** Start of EXERCISE INPUT **
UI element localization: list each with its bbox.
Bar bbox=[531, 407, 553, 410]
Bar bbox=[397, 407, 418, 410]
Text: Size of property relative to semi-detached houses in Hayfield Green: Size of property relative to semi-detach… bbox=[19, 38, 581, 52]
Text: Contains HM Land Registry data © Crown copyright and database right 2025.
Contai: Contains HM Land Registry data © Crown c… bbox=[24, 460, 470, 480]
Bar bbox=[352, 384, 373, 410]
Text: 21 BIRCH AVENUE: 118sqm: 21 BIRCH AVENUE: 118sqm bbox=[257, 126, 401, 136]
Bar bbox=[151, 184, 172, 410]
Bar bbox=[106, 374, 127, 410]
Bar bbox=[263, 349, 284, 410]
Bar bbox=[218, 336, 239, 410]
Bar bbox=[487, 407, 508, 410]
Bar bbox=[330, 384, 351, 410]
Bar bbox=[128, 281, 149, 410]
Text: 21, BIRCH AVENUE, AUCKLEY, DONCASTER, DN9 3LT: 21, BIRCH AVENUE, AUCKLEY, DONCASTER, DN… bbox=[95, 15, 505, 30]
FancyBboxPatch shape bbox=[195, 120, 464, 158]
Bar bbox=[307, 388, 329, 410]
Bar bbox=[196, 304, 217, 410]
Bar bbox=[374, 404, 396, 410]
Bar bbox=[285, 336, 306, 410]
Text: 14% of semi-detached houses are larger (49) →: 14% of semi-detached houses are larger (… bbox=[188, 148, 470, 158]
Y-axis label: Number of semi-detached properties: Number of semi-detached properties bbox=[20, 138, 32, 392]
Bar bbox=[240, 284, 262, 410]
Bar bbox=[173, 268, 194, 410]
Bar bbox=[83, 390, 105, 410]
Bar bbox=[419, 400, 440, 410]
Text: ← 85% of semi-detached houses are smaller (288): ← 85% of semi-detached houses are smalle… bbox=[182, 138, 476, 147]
** End of EXERCISE INPUT **
** Start of EXERCISE INPUT **
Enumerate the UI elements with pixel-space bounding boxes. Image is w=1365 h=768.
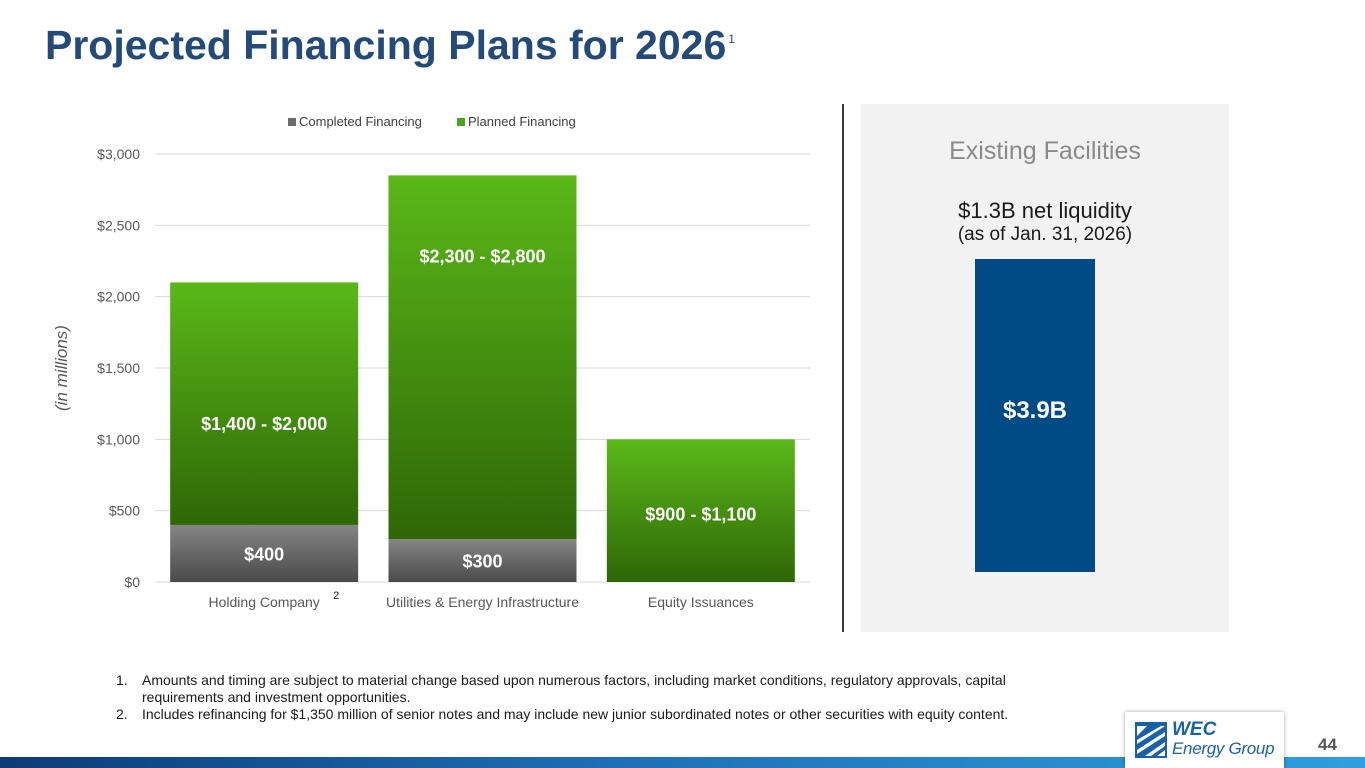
** End of EXERCISE INPUT **
** Start of EXERCISE INPUT **
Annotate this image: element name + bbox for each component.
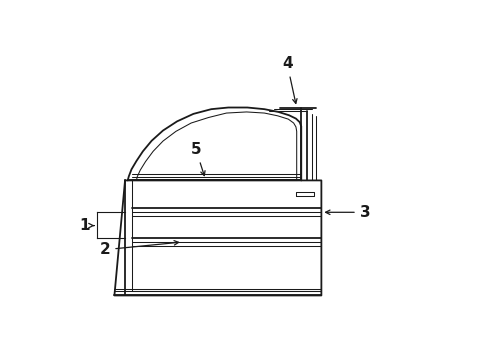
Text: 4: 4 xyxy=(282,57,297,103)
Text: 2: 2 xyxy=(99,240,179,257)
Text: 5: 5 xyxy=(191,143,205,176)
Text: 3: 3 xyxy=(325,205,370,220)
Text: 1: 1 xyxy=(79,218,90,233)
** End of EXERCISE INPUT **
-- THE REQUEST --
Pull out each line in the items above that contains the word "AVENUE". Only matches with the same upper and lower case count.

-- IN RESPONSE --
Text: 21 BIRCH AVENUE: 118sqm: 21 BIRCH AVENUE: 118sqm bbox=[257, 126, 401, 136]
Text: 21, BIRCH AVENUE, AUCKLEY, DONCASTER, DN9 3LT: 21, BIRCH AVENUE, AUCKLEY, DONCASTER, DN… bbox=[95, 15, 505, 30]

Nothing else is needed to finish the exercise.